**EXERCISE AIM**
Single out the lines of the material that contain "straniera" and copy them.

**SUPPLIED INFORMATION**
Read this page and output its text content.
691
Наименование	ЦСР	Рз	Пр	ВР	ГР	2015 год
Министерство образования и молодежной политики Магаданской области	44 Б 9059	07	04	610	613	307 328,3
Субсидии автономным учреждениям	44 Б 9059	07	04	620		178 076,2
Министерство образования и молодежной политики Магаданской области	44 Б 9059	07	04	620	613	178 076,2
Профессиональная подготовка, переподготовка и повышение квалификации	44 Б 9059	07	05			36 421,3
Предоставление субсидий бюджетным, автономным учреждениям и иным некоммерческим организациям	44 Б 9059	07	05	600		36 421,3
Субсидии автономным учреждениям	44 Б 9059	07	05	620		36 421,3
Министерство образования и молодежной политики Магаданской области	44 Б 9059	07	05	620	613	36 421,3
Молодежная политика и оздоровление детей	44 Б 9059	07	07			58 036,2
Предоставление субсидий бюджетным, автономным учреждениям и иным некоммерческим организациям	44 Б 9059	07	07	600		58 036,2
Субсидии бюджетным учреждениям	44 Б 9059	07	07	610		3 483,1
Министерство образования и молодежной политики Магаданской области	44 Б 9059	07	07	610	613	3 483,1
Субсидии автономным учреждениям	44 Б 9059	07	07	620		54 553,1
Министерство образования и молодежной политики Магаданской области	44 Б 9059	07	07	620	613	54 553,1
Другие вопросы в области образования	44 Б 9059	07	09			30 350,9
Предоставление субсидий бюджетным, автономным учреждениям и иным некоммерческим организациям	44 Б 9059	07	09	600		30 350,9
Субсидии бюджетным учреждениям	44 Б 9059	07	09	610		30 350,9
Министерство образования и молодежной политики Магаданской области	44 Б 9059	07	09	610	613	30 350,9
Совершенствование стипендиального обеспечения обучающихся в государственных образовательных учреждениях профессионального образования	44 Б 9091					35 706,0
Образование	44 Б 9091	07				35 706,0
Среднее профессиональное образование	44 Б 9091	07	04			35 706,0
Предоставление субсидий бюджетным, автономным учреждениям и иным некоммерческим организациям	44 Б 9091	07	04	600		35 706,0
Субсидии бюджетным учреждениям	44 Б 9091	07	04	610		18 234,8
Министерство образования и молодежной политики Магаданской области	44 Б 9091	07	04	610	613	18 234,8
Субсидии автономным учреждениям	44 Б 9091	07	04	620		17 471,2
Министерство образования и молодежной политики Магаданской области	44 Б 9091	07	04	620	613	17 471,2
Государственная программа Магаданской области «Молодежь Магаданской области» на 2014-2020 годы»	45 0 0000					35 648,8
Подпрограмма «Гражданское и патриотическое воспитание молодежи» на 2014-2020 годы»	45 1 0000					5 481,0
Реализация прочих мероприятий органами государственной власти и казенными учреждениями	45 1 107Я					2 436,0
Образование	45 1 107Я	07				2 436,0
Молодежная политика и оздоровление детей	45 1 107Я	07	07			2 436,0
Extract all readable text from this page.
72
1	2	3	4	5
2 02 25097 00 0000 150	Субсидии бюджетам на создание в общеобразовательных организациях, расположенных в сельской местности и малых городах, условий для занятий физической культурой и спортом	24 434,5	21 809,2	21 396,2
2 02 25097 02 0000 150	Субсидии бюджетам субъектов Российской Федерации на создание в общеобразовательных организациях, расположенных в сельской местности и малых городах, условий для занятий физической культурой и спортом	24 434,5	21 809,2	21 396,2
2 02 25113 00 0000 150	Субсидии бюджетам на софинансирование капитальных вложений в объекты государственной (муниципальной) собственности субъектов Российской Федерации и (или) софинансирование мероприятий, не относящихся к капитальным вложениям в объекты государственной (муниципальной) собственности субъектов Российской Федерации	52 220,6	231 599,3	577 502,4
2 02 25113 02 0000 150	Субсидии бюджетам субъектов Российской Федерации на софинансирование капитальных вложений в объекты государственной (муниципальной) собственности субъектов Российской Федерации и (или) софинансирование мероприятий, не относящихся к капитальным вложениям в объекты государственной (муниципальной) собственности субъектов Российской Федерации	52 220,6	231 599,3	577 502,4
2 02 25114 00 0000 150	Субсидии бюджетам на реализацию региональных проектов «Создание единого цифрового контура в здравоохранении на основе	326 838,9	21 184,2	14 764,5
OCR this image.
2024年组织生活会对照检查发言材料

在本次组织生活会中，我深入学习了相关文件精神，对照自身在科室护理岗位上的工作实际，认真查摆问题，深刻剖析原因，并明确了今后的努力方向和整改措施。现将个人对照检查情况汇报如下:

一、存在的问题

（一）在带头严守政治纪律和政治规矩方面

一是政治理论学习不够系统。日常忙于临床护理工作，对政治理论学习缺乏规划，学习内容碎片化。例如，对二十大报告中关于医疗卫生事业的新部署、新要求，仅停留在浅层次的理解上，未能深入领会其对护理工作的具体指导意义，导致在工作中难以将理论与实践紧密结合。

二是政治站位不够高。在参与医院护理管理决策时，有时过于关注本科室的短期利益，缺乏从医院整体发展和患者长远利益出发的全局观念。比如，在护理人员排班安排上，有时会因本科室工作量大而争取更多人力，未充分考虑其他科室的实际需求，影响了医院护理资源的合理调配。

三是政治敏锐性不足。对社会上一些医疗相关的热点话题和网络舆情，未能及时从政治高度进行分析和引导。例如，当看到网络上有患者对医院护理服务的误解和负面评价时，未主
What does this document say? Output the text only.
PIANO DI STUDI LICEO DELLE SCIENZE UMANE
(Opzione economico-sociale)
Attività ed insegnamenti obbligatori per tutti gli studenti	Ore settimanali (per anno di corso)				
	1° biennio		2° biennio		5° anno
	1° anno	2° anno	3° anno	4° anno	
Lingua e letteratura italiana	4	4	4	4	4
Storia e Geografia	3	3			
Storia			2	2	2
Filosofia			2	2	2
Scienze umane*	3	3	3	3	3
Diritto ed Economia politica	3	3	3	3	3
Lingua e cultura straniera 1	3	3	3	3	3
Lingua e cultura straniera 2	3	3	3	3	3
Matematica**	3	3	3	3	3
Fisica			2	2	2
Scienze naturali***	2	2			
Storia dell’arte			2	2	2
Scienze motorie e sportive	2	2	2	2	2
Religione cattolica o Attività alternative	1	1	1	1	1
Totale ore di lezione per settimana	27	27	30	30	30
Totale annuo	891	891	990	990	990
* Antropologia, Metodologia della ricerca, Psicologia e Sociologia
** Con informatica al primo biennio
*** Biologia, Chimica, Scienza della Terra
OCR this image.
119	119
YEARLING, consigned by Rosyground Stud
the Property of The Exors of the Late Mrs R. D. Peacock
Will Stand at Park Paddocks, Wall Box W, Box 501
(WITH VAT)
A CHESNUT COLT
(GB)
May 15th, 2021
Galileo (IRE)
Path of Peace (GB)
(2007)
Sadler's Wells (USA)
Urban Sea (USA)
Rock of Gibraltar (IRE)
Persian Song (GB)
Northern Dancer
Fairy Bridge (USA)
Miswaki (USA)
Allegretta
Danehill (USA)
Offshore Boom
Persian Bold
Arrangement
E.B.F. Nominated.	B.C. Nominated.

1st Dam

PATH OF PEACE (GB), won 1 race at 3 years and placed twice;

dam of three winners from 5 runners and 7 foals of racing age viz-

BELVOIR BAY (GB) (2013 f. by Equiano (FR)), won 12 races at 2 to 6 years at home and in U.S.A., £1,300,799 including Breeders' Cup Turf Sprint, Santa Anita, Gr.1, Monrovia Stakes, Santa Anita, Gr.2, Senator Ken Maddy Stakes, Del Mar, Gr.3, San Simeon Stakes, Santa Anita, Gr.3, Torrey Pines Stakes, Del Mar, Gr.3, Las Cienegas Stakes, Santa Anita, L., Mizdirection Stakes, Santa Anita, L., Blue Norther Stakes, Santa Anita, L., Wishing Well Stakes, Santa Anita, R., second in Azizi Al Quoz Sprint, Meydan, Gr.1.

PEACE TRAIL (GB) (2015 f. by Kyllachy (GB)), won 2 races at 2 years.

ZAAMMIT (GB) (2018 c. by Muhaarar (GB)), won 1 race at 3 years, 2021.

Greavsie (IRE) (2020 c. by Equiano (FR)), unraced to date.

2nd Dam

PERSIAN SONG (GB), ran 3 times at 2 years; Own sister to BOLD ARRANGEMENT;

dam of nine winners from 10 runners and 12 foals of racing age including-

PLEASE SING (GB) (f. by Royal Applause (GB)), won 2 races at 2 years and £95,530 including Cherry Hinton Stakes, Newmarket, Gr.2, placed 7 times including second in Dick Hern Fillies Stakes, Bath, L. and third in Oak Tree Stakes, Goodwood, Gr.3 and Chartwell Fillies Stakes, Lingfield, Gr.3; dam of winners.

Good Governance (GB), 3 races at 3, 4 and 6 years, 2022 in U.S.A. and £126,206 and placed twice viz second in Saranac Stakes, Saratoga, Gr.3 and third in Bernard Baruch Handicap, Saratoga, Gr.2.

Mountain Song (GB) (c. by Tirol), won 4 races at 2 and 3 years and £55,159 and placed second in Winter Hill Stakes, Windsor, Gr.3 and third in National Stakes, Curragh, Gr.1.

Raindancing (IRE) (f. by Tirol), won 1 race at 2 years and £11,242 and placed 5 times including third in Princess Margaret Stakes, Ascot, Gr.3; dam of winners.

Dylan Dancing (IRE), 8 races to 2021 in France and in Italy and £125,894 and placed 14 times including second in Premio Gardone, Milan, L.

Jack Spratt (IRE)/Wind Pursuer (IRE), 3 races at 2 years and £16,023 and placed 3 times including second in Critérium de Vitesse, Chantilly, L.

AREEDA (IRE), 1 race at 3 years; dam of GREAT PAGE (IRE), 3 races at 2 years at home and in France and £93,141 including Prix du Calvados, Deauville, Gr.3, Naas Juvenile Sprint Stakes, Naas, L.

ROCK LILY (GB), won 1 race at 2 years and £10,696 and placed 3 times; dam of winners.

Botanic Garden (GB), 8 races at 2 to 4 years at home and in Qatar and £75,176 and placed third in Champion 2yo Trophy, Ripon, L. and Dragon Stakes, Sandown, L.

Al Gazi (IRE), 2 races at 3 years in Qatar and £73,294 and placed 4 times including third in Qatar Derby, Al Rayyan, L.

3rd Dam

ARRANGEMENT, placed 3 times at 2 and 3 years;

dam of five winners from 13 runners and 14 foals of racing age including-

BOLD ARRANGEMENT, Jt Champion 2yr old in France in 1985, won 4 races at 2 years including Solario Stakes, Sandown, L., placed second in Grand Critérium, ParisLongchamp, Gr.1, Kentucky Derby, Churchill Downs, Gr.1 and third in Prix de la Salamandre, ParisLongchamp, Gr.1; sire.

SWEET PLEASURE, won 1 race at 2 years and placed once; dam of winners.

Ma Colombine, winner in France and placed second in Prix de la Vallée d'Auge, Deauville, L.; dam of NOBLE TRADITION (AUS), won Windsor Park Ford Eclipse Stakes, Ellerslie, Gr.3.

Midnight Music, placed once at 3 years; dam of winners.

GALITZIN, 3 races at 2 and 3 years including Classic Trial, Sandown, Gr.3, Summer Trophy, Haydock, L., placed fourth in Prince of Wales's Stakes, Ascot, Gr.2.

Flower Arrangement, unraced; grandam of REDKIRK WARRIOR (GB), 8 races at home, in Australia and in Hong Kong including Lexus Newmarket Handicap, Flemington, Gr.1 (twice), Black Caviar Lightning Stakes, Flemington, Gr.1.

**WRITTEN ANSWER**
Lingua e cultura straniera 1	3	3	3	3	3
Lingua e cultura straniera 2	3	3	3	3	3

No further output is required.